::: DATASET RECORDS :::

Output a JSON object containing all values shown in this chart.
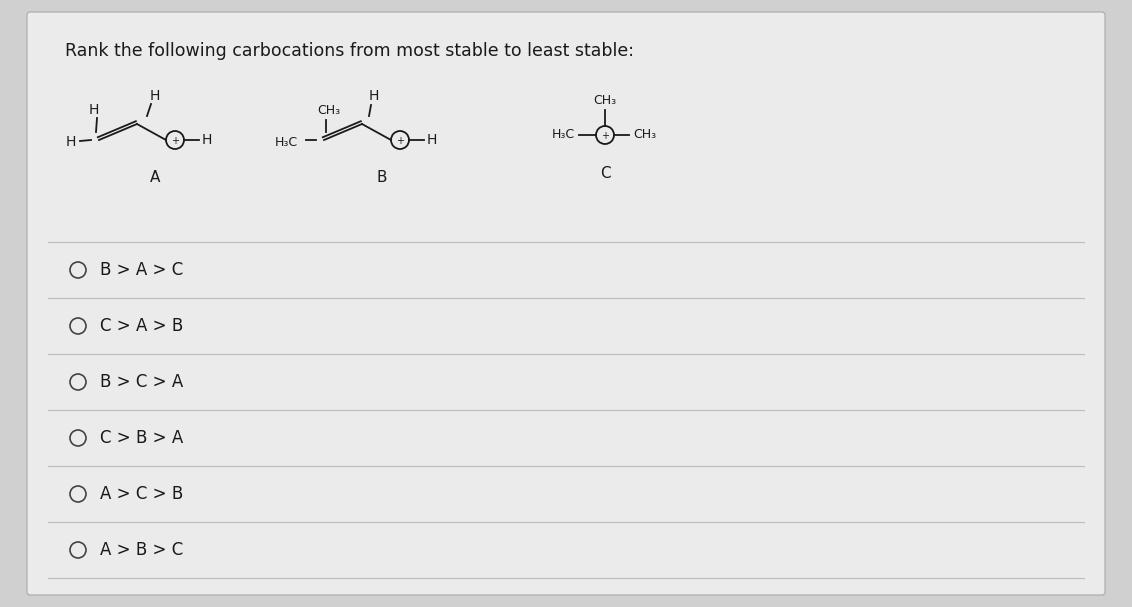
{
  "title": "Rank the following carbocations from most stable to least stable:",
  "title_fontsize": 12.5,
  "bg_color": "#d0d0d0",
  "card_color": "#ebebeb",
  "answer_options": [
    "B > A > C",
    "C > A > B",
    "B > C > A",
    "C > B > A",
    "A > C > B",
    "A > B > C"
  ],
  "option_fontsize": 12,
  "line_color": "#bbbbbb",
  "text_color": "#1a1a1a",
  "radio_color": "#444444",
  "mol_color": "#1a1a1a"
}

:::
::: DATASET RECORDS :::

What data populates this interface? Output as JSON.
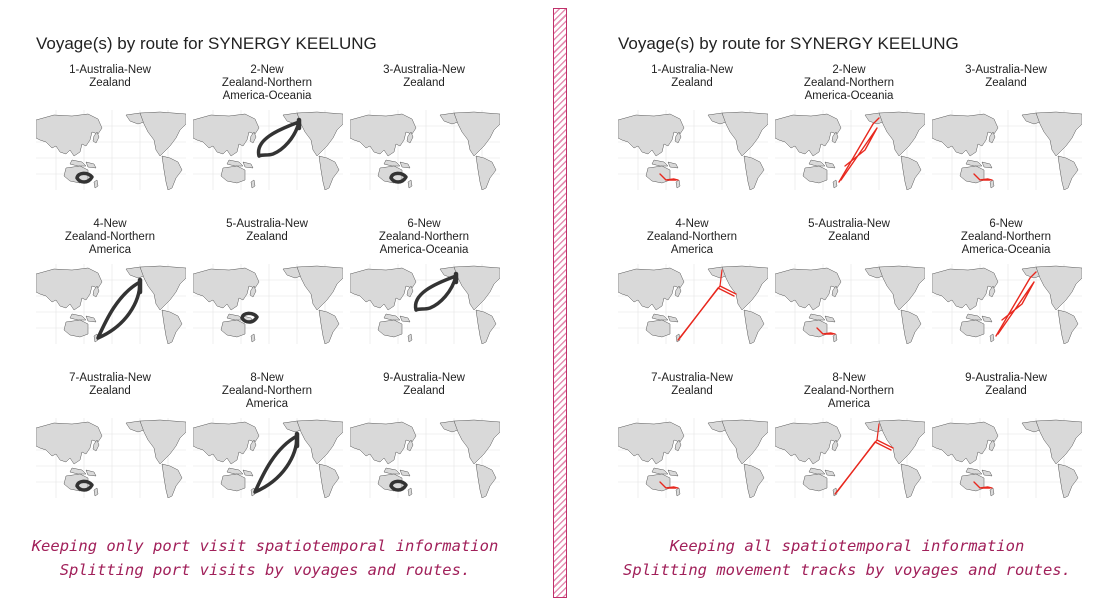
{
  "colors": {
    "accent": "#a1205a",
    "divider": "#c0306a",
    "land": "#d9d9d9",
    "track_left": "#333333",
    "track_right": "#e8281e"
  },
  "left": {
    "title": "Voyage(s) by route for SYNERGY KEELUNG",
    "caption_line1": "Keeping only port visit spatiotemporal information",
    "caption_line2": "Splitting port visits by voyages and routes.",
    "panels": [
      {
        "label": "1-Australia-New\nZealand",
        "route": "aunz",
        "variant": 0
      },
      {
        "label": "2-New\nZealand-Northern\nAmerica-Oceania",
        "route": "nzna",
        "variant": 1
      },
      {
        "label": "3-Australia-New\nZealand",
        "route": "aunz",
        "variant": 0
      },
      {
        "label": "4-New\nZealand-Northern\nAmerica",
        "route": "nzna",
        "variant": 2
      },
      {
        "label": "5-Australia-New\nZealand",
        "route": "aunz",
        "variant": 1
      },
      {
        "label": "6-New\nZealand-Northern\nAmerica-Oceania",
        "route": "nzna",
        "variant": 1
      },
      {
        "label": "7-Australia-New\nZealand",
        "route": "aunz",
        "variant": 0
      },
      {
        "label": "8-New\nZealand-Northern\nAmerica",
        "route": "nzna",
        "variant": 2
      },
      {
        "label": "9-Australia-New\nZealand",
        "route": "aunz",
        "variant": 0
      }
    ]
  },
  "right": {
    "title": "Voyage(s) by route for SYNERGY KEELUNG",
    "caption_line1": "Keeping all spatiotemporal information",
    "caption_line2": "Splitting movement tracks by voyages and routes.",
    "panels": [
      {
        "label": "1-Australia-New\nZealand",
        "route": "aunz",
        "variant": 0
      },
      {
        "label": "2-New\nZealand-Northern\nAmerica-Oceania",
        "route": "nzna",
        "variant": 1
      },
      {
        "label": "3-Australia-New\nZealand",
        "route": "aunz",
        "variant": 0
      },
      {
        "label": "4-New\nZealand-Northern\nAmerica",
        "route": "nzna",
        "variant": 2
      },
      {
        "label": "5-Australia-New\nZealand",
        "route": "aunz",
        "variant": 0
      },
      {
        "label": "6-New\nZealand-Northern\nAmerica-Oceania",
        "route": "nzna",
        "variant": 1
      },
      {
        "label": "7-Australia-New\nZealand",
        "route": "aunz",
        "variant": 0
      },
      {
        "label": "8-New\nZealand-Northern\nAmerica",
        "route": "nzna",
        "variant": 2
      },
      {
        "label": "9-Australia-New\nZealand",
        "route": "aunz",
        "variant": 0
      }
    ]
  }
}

:::

▶ REQUIREMENT: Within the data above, pick out all lines holding the word "information".

▶ SOLUTION:
    "caption_line1": "Keeping only port visit spatiotemporal information",
    "caption_line1": "Keeping all spatiotemporal information",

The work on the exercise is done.